▶ **Exercise task**:
Where a line contains the string "accurately", copy that line.

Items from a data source
------------------------------------
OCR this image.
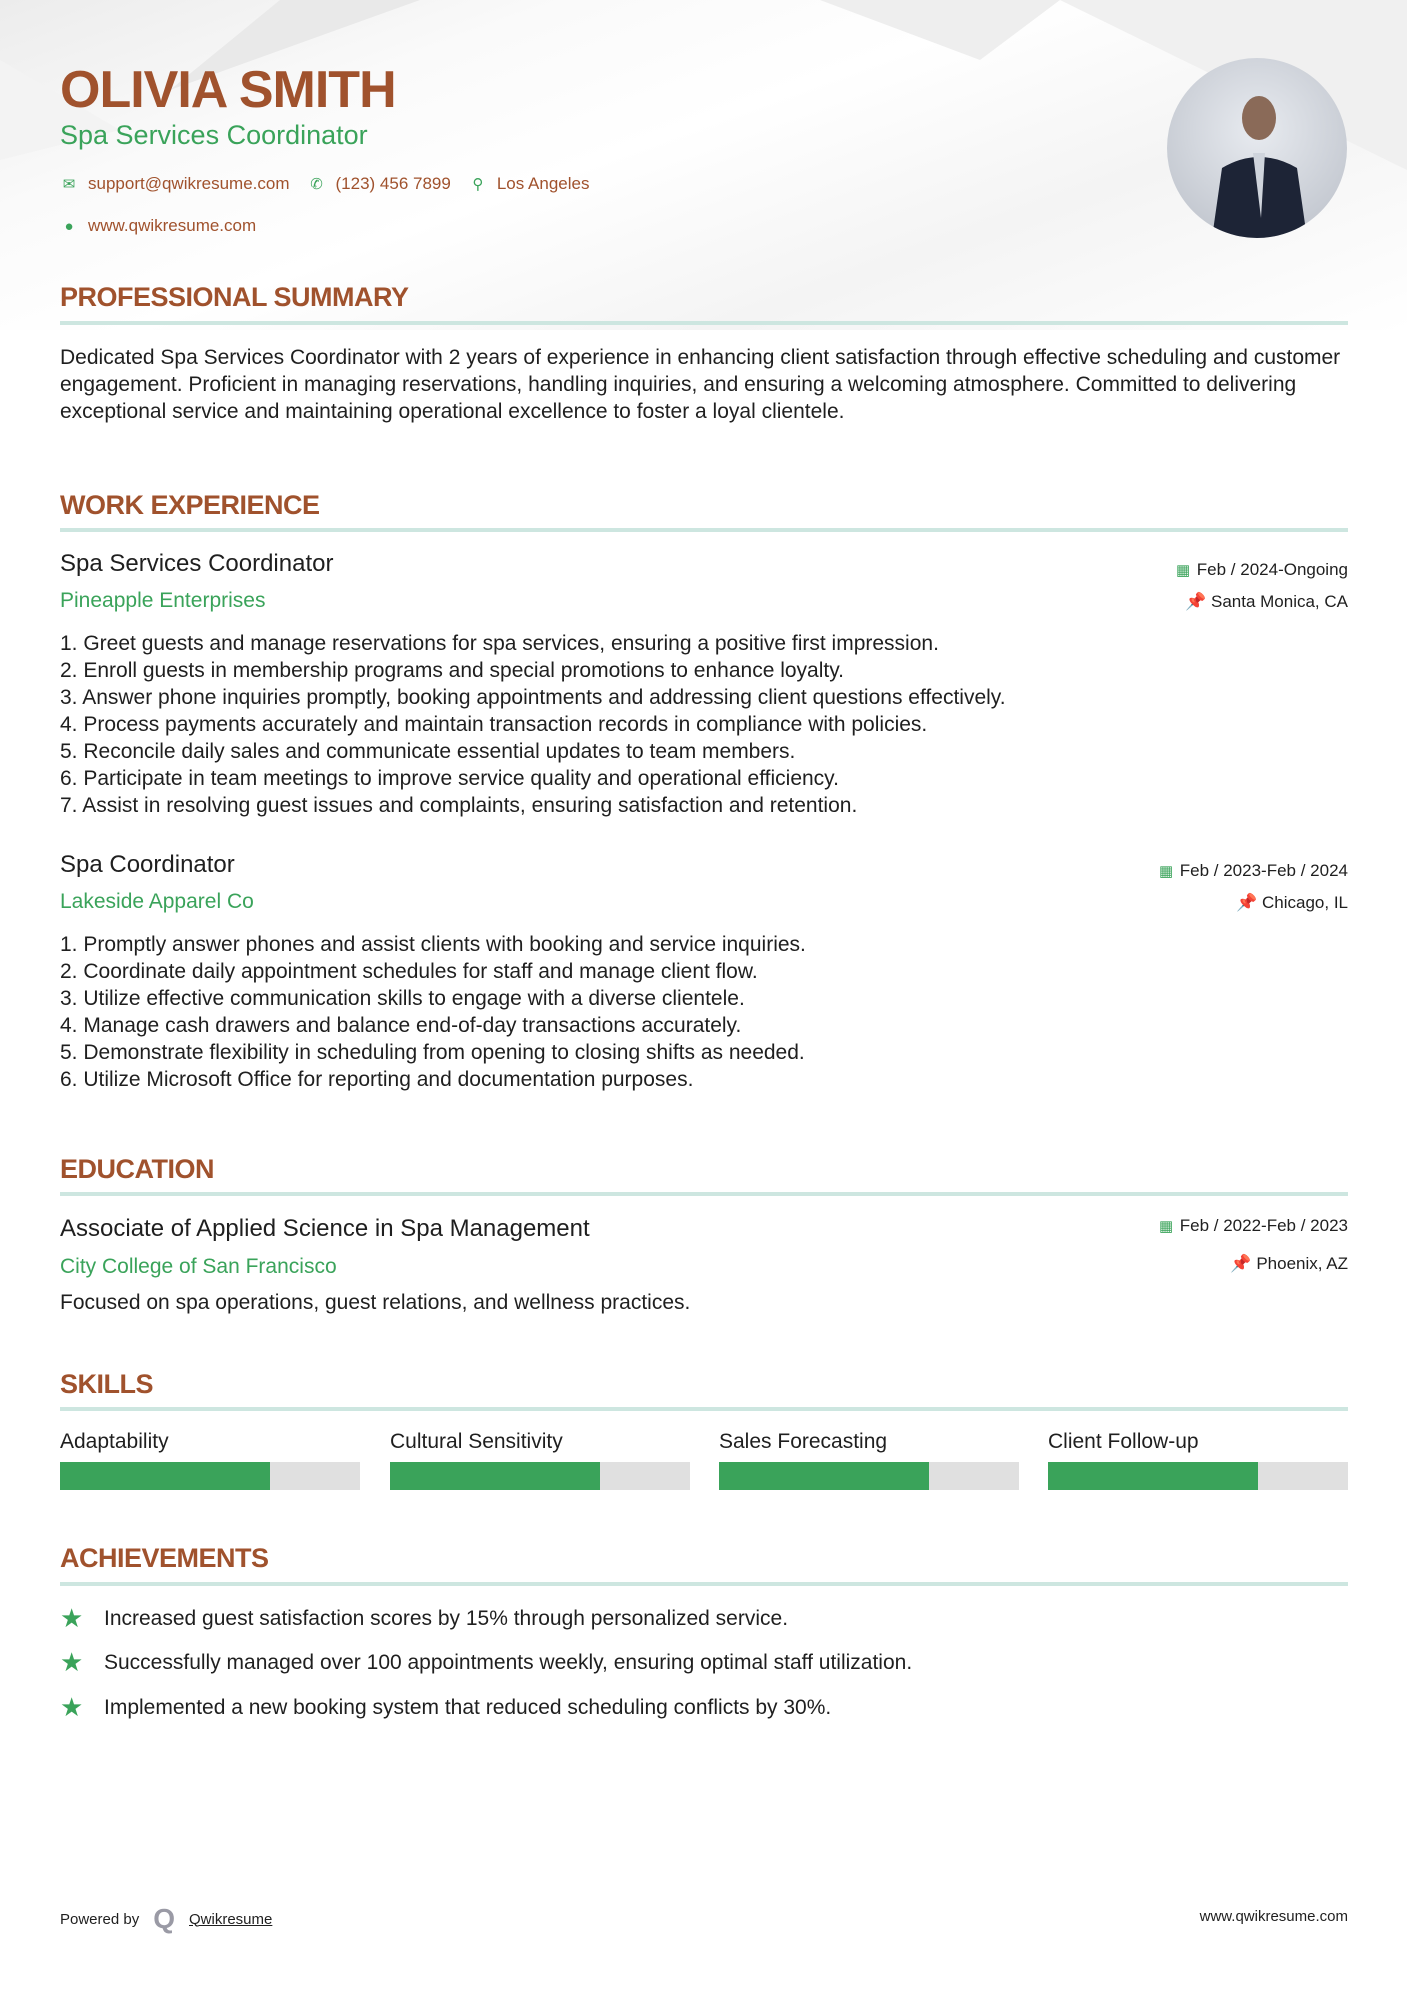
OLIVIA SMITH
Spa Services Coordinator
✉ support@qwikresume.com ✆ (123) 456 7899 ⚲ Los Angeles
● www.qwikresume.com
PROFESSIONAL SUMMARY
Dedicated Spa Services Coordinator with 2 years of experience in enhancing client satisfaction through effective scheduling and customer engagement. Proficient in managing reservations, handling inquiries, and ensuring a welcoming atmosphere. Committed to delivering exceptional service and maintaining operational excellence to foster a loyal clientele.
WORK EXPERIENCE
Spa Services Coordinator
Pineapple Enterprises
▦ Feb / 2024-Ongoing
📌 Santa Monica, CA
1. Greet guests and manage reservations for spa services, ensuring a positive first impression.
2. Enroll guests in membership programs and special promotions to enhance loyalty.
3. Answer phone inquiries promptly, booking appointments and addressing client questions effectively.
4. Process payments accurately and maintain transaction records in compliance with policies.
5. Reconcile daily sales and communicate essential updates to team members.
6. Participate in team meetings to improve service quality and operational efficiency.
7. Assist in resolving guest issues and complaints, ensuring satisfaction and retention.
Spa Coordinator
Lakeside Apparel Co
▦ Feb / 2023-Feb / 2024
📌 Chicago, IL
1. Promptly answer phones and assist clients with booking and service inquiries.
2. Coordinate daily appointment schedules for staff and manage client flow.
3. Utilize effective communication skills to engage with a diverse clientele.
4. Manage cash drawers and balance end-of-day transactions accurately.
5. Demonstrate flexibility in scheduling from opening to closing shifts as needed.
6. Utilize Microsoft Office for reporting and documentation purposes.
EDUCATION
Associate of Applied Science in Spa Management
City College of San Francisco
▦ Feb / 2022-Feb / 2023
📌 Phoenix, AZ
Focused on spa operations, guest relations, and wellness practices.
SKILLS
Adaptability	Cultural Sensitivity	Sales Forecasting	Client Follow-up
ACHIEVEMENTS
★ Increased guest satisfaction scores by 15% through personalized service.
★ Successfully managed over 100 appointments weekly, ensuring optimal staff utilization.
★ Implemented a new booking system that reduced scheduling conflicts by 30%.
Powered by Q Qwikresume	www.qwikresume.com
------------------------------------
▶ **Correct response**:
4. Process payments accurately and maintain transaction records in compliance with policies.
4. Manage cash drawers and balance end-of-day transactions accurately.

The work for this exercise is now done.